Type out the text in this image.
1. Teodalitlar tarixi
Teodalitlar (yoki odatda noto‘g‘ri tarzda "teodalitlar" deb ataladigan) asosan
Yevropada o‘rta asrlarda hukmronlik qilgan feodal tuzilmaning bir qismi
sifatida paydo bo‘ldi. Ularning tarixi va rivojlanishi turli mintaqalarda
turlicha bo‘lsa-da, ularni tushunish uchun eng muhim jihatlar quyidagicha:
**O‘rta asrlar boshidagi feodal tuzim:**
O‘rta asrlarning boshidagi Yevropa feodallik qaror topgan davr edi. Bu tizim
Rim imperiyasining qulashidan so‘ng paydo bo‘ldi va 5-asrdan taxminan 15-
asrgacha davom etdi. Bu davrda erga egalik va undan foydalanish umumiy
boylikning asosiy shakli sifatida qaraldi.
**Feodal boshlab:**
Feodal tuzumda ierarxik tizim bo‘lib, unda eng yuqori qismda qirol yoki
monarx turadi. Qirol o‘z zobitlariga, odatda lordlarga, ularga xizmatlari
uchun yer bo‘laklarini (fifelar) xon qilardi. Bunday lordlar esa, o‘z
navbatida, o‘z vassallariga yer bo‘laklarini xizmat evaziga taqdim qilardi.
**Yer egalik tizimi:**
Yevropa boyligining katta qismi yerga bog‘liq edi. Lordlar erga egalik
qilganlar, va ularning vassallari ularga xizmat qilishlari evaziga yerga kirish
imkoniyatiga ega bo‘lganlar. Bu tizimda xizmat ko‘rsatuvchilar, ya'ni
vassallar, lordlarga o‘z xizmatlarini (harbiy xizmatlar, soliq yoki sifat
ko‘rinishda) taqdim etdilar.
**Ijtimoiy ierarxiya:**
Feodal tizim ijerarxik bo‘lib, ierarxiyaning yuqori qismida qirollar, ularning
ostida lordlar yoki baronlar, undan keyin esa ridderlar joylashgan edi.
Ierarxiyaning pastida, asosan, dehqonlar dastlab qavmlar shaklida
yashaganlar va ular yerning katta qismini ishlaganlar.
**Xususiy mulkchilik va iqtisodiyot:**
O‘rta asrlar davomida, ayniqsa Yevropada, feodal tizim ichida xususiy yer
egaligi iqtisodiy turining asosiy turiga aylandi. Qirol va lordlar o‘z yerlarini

Task objective:
Read through the entries and copy every line that includes "yuqori".

Exercise answer:
Feodal tuzumda ierarxik tizim bo‘lib, unda eng yuqori qismda qirol yoki
Feodal tizim ijerarxik bo‘lib, ierarxiyaning yuqori qismida qirollar, ularning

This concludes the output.